- [Problem]:
Count only the lines of the records that hold "workers", then give the number without any other words.

- [Records to use]:
+-------+

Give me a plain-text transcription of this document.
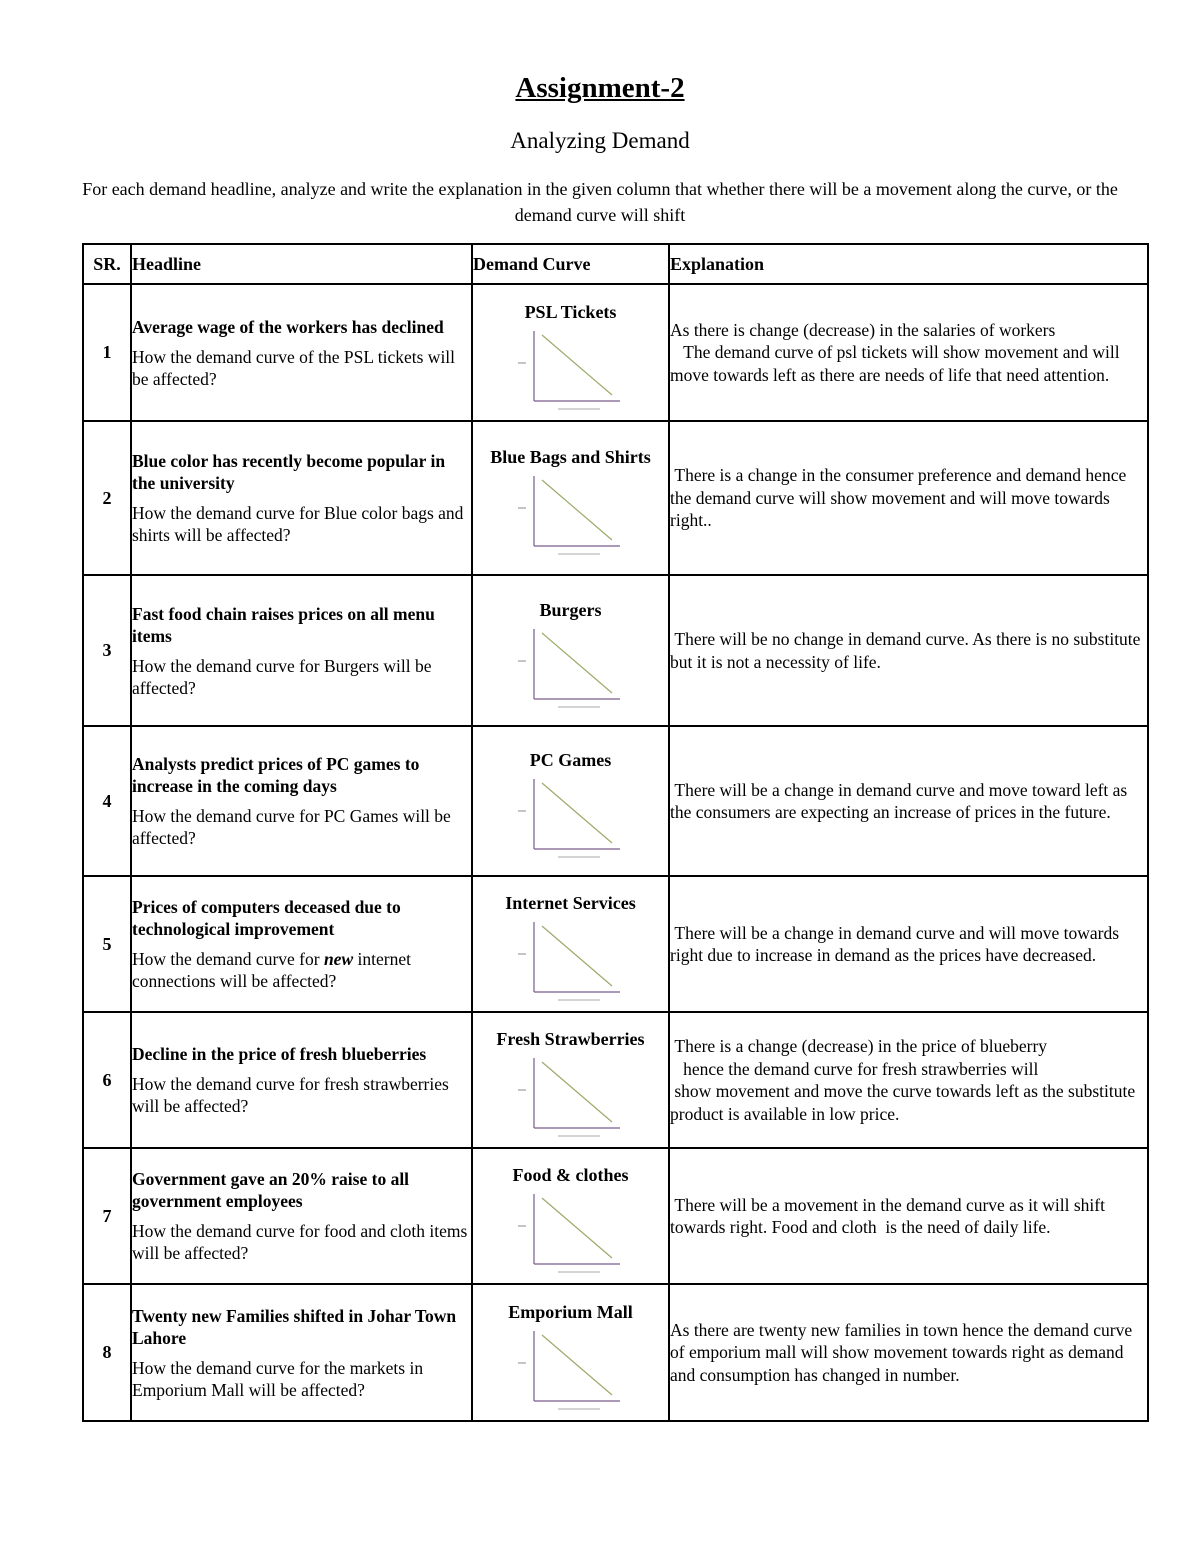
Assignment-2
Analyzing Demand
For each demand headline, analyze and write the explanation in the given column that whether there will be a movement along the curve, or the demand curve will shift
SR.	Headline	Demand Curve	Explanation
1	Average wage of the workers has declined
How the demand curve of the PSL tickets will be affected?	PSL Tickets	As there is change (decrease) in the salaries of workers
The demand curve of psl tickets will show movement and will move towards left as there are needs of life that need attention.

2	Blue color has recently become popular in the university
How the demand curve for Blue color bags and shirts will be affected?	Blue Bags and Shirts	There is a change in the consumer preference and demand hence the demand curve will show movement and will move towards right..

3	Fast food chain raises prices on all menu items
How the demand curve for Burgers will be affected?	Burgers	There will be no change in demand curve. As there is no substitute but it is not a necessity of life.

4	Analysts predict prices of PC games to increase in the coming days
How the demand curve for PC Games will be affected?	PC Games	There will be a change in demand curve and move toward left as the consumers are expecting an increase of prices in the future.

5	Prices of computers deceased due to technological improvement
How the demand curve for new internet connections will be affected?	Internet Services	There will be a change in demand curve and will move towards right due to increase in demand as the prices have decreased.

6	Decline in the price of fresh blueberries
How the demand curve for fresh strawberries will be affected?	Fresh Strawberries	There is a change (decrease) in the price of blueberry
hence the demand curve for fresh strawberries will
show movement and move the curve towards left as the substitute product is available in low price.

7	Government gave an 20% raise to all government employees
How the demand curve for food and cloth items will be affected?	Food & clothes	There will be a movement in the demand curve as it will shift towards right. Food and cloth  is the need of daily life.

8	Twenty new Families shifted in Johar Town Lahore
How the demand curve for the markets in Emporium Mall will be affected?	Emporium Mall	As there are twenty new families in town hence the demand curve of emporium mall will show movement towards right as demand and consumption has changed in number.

+-------+

- [Full output]:
2